The listing must be reproduced in full, exactly as it stands.

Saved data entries
# # # # #

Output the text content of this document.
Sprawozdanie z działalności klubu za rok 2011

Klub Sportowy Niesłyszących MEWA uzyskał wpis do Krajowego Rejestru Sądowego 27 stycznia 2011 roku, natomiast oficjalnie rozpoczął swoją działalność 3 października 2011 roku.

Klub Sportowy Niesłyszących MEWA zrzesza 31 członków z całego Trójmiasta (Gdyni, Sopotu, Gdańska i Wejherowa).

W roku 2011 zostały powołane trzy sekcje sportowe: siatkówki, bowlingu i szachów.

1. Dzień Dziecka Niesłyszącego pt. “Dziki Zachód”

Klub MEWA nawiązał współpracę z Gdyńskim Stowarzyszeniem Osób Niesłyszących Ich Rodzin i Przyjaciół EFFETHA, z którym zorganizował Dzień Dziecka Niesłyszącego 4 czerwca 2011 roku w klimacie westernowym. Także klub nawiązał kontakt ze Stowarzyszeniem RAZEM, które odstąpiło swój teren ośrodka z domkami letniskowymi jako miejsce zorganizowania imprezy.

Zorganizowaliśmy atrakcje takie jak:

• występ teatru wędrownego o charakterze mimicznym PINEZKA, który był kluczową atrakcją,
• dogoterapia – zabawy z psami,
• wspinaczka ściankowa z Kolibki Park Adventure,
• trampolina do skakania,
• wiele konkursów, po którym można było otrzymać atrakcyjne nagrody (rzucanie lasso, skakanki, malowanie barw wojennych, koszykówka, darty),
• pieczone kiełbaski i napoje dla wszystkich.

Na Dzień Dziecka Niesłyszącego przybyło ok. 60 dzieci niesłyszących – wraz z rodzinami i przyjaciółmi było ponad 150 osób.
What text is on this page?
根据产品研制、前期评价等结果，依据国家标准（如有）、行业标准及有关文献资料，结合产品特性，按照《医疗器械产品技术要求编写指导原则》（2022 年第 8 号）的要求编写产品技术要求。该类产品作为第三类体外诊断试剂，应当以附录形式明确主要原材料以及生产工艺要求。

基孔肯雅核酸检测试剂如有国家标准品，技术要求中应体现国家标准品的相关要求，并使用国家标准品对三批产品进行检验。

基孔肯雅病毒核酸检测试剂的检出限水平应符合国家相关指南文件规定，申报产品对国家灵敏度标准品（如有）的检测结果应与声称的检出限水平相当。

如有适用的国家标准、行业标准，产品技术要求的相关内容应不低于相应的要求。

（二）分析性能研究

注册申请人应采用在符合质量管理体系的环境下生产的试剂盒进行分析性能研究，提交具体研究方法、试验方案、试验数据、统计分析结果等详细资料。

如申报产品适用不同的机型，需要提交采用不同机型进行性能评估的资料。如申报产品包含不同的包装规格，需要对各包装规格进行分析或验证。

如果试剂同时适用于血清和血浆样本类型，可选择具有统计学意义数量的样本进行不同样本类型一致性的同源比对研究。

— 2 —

# # # # #

# [Answer to the exercise]
Output the text content of this document.
Sprawozdanie z działalności klubu za rok 2011

Klub Sportowy Niesłyszących MEWA uzyskał wpis do Krajowego Rejestru Sądowego 27 stycznia 2011 roku, natomiast oficjalnie rozpoczął swoją działalność 3 października 2011 roku.

Klub Sportowy Niesłyszących MEWA zrzesza 31 członków z całego Trójmiasta (Gdyni, Sopotu, Gdańska i Wejherowa).

W roku 2011 zostały powołane trzy sekcje sportowe: siatkówki, bowlingu i szachów.

1. Dzień Dziecka Niesłyszącego pt. “Dziki Zachód”

Klub MEWA nawiązał współpracę z Gdyńskim Stowarzyszeniem Osób Niesłyszących Ich Rodzin i Przyjaciół EFFETHA, z którym zorganizował Dzień Dziecka Niesłyszącego 4 czerwca 2011 roku w klimacie westernowym. Także klub nawiązał kontakt ze Stowarzyszeniem RAZEM, które odstąpiło swój teren ośrodka z domkami letniskowymi jako miejsce zorganizowania imprezy.

Zorganizowaliśmy atrakcje takie jak:

• występ teatru wędrownego o charakterze mimicznym PINEZKA, który był kluczową atrakcją,
• dogoterapia – zabawy z psami,
• wspinaczka ściankowa z Kolibki Park Adventure,
• trampolina do skakania,
• wiele konkursów, po którym można było otrzymać atrakcyjne nagrody (rzucanie lasso, skakanki, malowanie barw wojennych, koszykówka, darty),
• pieczone kiełbaski i napoje dla wszystkich.

Na Dzień Dziecka Niesłyszącego przybyło ok. 60 dzieci niesłyszących – wraz z rodzinami i przyjaciółmi było ponad 150 osób.
What text is on this page?
根据产品研制、前期评价等结果，依据国家标准（如有）、行业标准及有关文献资料，结合产品特性，按照《医疗器械产品技术要求编写指导原则》（2022 年第 8 号）的要求编写产品技术要求。该类产品作为第三类体外诊断试剂，应当以附录形式明确主要原材料以及生产工艺要求。

基孔肯雅核酸检测试剂如有国家标准品，技术要求中应体现国家标准品的相关要求，并使用国家标准品对三批产品进行检验。

基孔肯雅病毒核酸检测试剂的检出限水平应符合国家相关指南文件规定，申报产品对国家灵敏度标准品（如有）的检测结果应与声称的检出限水平相当。

如有适用的国家标准、行业标准，产品技术要求的相关内容应不低于相应的要求。

（二）分析性能研究

注册申请人应采用在符合质量管理体系的环境下生产的试剂盒进行分析性能研究，提交具体研究方法、试验方案、试验数据、统计分析结果等详细资料。

如申报产品适用不同的机型，需要提交采用不同机型进行性能评估的资料。如申报产品包含不同的包装规格，需要对各包装规格进行分析或验证。

如果试剂同时适用于血清和血浆样本类型，可选择具有统计学意义数量的样本进行不同样本类型一致性的同源比对研究。

— 2 —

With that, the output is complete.